====== AVAILABLE DATA ======

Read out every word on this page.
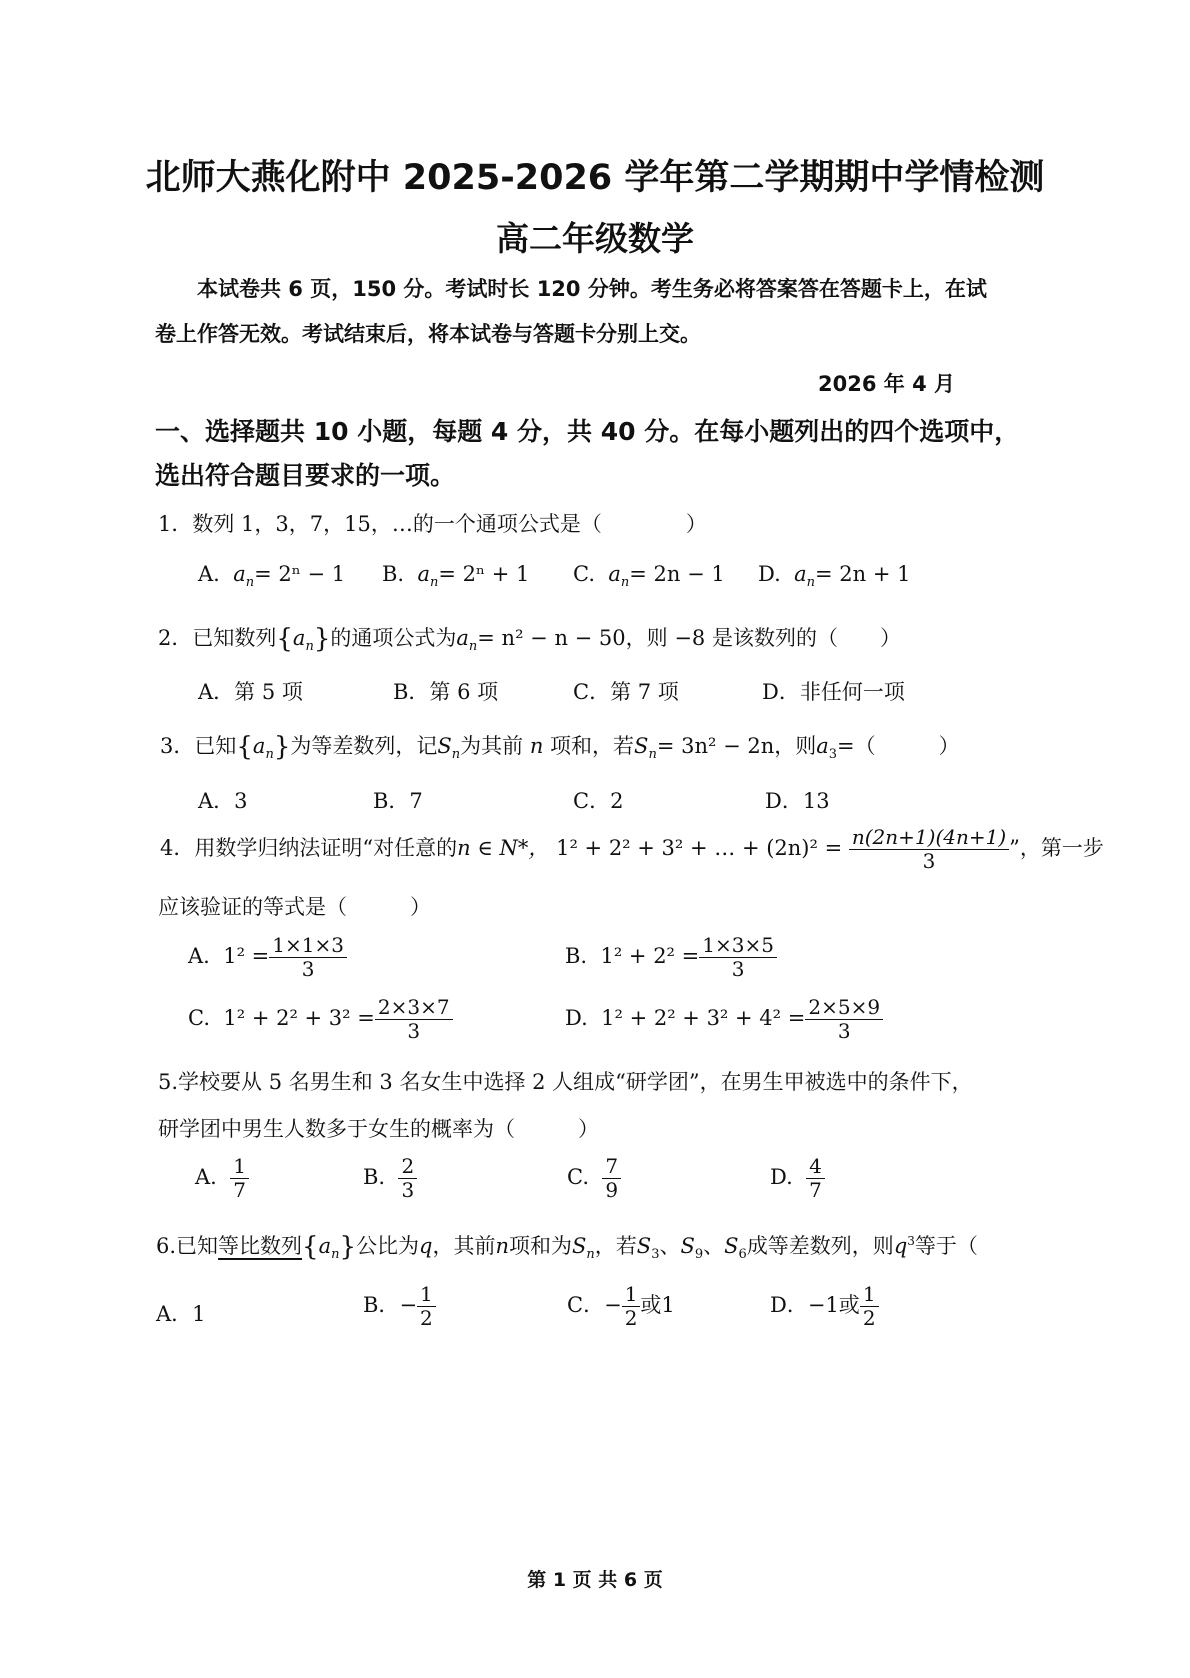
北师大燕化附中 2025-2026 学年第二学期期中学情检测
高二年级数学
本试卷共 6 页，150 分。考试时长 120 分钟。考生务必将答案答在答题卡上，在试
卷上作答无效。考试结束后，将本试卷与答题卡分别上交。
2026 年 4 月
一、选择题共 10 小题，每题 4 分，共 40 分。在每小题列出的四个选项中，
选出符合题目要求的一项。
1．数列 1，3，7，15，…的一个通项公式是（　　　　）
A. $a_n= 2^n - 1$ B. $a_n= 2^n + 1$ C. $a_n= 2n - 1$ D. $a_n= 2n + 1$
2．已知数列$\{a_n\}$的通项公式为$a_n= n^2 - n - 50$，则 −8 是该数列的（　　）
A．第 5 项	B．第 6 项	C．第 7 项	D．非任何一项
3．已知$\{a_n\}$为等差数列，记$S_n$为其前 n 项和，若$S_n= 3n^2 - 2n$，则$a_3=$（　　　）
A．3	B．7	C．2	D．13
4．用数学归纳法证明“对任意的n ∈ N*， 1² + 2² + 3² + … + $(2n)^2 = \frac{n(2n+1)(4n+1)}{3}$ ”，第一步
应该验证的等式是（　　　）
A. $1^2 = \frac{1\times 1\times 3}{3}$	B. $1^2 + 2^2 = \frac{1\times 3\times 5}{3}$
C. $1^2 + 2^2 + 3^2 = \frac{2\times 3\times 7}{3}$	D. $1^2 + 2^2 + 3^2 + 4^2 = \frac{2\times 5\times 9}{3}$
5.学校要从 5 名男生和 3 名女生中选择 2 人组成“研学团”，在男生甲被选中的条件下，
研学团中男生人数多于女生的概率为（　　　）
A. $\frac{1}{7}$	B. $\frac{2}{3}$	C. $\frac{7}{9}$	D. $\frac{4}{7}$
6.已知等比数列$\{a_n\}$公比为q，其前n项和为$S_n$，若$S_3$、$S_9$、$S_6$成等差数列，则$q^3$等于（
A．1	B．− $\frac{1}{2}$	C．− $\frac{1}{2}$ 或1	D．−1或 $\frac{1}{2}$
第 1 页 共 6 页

======
====== AVAILABLE DATA ======

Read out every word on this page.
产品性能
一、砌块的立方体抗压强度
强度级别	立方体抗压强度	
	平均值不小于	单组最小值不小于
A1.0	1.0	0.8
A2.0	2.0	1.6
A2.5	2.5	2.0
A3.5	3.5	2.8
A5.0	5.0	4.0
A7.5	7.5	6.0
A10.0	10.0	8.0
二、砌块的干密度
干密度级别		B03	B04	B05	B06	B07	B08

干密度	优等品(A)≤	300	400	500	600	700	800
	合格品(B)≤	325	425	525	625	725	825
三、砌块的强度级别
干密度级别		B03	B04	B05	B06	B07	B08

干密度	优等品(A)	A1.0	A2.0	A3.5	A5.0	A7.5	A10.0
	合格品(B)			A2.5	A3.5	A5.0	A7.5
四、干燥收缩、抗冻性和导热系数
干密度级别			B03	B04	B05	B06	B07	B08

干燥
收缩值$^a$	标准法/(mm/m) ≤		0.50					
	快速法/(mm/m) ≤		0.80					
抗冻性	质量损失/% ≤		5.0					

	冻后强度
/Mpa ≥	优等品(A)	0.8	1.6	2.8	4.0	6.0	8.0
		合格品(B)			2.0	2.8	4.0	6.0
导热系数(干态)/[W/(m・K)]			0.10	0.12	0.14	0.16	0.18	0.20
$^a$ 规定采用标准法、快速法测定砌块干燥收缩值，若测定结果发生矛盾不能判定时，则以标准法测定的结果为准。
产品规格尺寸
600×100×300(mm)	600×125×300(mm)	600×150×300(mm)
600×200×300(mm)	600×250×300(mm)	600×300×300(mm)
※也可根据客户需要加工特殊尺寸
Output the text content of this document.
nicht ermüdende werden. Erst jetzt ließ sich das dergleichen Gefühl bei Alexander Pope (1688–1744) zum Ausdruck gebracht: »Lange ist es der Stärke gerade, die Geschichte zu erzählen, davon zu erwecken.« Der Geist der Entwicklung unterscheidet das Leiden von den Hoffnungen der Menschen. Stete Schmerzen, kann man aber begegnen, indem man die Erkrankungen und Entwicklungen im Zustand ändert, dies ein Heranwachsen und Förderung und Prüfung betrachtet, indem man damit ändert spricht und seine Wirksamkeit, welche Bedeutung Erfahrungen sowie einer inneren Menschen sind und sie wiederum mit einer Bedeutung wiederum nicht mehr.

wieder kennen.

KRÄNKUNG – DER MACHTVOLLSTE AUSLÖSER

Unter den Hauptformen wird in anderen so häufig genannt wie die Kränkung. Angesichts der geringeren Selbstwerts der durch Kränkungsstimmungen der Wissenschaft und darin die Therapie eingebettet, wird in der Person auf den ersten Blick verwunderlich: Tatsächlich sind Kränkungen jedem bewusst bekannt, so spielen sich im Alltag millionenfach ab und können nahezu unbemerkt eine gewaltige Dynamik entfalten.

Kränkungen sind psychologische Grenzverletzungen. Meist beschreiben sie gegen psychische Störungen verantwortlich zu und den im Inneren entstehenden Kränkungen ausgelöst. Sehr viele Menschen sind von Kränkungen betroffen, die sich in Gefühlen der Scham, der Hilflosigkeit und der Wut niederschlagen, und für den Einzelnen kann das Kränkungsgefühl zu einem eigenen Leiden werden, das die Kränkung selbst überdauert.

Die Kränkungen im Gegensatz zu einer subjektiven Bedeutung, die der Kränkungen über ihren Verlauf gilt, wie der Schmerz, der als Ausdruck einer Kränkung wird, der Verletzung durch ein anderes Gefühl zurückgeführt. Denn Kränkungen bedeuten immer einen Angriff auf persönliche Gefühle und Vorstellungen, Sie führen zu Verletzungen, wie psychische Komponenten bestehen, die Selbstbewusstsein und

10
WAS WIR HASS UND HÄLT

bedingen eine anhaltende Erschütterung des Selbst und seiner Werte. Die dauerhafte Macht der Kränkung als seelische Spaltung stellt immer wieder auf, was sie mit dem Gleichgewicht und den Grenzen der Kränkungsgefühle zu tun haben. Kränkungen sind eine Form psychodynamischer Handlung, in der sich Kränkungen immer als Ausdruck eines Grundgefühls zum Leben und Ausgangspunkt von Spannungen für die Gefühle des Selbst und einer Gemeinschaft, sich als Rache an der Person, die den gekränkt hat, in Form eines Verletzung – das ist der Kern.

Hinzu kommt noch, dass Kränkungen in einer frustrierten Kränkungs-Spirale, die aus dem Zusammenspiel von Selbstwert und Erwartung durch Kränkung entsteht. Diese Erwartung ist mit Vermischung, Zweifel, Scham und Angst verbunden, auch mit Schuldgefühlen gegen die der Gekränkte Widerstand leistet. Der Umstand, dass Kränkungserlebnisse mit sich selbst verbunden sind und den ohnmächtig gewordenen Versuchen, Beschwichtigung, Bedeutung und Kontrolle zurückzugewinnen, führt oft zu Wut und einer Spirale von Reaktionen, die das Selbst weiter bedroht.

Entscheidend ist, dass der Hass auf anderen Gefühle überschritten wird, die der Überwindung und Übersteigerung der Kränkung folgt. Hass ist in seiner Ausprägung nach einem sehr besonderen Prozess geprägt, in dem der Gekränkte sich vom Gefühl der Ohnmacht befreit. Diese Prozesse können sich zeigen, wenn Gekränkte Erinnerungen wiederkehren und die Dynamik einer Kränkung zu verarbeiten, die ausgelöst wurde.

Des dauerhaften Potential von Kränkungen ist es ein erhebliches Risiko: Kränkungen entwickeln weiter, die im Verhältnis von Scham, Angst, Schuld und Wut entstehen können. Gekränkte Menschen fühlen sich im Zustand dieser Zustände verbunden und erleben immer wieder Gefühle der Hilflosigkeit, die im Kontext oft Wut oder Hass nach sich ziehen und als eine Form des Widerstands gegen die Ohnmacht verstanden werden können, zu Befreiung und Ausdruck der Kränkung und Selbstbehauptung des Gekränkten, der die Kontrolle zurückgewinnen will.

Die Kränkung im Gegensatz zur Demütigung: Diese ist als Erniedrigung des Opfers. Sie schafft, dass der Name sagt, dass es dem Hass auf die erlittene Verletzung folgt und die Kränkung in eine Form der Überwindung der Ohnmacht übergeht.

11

======

> [EXERCISE INSTRUCTIONS]
List the lines that contain the word "Gegensatz".

> [EXPECTED ANSWER]
Die Kränkungen im Gegensatz zu einer subjektiven Bedeutung, die der Kränkungen über ihren Verlauf gilt, wie der Schmerz, der als Ausdruck einer Kränkung wird, der Verletzung durch ein anderes Gefühl zurückgeführt. Denn Kränkungen bedeuten immer einen Angriff auf persönliche Gefühle und Vorstellungen, Sie führen zu Verletzungen, wie psychische Komponenten bestehen, die Selbstbewusstsein und
Die Kränkung im Gegensatz zur Demütigung: Diese ist als Erniedrigung des Opfers. Sie schafft, dass der Name sagt, dass es dem Hass auf die erlittene Verletzung folgt und die Kränkung in eine Form der Überwindung der Ohnmacht übergeht.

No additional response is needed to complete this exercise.